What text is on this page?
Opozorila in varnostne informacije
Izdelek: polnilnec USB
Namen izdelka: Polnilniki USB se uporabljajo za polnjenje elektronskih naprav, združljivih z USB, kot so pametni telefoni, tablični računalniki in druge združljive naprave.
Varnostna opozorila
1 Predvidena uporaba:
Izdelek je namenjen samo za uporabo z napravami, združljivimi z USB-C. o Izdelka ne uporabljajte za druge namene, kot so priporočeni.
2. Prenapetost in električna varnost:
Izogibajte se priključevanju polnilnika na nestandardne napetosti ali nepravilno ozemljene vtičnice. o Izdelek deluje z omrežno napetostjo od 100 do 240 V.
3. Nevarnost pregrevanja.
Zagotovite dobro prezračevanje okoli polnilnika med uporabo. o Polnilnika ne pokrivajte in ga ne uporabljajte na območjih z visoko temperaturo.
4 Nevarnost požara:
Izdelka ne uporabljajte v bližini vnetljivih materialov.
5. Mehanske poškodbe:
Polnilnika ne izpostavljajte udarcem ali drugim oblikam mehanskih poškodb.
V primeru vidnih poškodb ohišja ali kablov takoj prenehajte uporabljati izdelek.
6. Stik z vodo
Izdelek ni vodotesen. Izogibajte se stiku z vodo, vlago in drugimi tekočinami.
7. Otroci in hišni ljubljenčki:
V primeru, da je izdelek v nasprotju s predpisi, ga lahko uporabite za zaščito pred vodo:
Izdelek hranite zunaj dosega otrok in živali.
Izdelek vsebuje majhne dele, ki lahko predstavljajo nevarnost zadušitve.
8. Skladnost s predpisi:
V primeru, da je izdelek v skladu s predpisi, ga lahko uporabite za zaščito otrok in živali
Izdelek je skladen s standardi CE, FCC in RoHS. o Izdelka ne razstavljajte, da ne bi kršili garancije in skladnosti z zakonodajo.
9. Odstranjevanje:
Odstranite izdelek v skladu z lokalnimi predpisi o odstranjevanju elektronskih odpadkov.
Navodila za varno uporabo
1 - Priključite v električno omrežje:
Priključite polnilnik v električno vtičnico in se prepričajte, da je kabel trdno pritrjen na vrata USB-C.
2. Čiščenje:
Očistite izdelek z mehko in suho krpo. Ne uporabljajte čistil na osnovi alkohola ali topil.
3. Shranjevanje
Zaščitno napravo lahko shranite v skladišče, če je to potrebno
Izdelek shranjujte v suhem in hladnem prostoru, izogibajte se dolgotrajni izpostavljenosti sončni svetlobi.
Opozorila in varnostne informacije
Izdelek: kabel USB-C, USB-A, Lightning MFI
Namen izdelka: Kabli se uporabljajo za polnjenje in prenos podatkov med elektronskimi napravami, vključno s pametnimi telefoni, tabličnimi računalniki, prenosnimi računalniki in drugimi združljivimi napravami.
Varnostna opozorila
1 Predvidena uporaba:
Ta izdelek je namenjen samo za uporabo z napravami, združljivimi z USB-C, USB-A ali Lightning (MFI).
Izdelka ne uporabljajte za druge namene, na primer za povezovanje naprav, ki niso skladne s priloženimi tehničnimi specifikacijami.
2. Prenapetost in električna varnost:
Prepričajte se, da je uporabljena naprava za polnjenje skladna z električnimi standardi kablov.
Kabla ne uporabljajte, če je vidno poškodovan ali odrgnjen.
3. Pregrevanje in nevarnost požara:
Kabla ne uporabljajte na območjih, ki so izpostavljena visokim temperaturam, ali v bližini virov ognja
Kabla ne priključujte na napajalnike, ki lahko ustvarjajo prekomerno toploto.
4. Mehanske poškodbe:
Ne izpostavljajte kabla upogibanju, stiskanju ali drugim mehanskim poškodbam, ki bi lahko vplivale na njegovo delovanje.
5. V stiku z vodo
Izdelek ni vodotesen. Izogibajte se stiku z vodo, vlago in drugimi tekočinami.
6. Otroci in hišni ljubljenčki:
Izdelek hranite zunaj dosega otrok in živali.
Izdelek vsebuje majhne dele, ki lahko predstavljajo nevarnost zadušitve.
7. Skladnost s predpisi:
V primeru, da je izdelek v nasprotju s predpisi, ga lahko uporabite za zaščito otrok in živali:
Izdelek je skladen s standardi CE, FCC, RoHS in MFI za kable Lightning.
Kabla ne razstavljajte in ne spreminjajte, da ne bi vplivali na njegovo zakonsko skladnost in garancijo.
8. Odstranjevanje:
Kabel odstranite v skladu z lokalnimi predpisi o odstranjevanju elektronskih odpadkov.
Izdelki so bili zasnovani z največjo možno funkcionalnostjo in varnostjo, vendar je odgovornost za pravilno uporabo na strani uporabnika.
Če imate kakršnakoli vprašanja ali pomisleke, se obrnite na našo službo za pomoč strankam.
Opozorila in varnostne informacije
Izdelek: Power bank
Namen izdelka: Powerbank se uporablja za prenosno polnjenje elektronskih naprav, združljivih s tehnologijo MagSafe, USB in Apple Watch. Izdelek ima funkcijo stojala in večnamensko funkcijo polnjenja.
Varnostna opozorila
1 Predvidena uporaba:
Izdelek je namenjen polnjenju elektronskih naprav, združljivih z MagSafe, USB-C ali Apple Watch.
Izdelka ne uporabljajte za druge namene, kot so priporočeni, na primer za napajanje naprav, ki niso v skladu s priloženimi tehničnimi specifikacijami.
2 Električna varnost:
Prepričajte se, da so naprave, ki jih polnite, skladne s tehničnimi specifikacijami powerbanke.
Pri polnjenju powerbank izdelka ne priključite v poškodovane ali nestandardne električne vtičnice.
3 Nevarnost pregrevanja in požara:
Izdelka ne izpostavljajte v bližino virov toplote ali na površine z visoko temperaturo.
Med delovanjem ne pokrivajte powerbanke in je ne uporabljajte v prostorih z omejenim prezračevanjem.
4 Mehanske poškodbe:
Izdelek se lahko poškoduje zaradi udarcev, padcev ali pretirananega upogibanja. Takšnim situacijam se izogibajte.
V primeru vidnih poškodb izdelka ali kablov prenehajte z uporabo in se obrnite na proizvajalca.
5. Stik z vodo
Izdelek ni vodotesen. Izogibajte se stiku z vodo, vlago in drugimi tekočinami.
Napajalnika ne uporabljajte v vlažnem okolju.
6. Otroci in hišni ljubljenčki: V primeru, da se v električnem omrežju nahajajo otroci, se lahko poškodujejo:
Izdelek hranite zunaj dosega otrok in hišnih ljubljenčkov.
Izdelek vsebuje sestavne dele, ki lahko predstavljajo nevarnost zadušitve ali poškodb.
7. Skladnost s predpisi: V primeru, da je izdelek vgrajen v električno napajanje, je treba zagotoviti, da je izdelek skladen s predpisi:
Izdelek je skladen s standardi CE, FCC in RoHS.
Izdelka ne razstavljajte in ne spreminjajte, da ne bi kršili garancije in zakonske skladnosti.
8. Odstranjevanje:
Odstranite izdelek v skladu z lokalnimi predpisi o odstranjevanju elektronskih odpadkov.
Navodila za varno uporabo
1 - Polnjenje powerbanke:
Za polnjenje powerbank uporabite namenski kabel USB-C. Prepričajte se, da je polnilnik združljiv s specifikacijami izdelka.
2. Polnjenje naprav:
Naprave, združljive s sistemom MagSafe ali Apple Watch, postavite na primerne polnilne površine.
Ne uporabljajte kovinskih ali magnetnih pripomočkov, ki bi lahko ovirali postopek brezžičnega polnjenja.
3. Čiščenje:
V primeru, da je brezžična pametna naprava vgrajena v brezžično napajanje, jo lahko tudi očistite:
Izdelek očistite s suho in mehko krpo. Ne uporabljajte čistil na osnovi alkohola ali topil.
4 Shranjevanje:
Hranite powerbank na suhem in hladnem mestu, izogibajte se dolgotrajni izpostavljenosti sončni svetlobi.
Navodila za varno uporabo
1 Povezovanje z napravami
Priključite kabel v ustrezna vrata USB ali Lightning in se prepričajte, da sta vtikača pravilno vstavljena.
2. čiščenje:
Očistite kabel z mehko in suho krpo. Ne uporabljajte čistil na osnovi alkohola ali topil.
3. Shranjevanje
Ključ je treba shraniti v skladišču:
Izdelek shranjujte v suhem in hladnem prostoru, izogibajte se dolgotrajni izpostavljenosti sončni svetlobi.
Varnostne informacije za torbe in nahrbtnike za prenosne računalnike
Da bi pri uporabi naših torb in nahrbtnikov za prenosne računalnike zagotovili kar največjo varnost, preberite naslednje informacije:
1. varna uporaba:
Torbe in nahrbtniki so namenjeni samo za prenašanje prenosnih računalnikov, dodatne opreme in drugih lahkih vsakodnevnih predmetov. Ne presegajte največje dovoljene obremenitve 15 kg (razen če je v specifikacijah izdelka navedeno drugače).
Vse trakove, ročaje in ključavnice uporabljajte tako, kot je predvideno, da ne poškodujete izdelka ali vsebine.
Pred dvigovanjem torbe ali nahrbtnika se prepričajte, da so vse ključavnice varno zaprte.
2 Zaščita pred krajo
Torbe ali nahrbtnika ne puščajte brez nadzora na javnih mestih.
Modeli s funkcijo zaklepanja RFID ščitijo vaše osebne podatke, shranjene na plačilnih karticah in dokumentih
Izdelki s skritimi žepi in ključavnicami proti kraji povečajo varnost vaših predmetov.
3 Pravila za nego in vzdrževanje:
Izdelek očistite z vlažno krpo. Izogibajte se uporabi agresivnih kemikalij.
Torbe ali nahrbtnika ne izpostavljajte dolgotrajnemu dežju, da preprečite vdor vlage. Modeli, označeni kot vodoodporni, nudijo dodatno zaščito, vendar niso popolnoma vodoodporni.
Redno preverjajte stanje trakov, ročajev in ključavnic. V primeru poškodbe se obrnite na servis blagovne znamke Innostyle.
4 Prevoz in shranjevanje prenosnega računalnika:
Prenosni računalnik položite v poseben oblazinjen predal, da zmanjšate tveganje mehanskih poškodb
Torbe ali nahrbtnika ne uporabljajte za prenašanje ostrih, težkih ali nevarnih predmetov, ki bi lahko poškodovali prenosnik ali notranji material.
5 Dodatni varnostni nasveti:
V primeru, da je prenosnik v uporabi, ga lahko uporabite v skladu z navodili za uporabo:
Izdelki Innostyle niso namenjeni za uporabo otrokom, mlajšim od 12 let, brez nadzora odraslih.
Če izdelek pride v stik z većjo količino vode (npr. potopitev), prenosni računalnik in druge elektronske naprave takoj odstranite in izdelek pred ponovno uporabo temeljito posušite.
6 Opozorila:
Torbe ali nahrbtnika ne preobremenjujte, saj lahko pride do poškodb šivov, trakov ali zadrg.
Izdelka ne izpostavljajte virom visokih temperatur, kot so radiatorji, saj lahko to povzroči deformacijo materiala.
--
Problem details:
Among the entries above, find every line holding "Apple" and copy it.

Written solution:
Namen izdelka: Powerbank se uporablja za prenosno polnjenje elektronskih naprav, združljivih s tehnologijo MagSafe, USB in Apple Watch. Izdelek ima funkcijo stojala in večnamensko funkcijo polnjenja.
Izdelek je namenjen polnjenju elektronskih naprav, združljivih z MagSafe, USB-C ali Apple Watch.
Naprave, združljive s sistemom MagSafe ali Apple Watch, postavite na primerne polnilne površine.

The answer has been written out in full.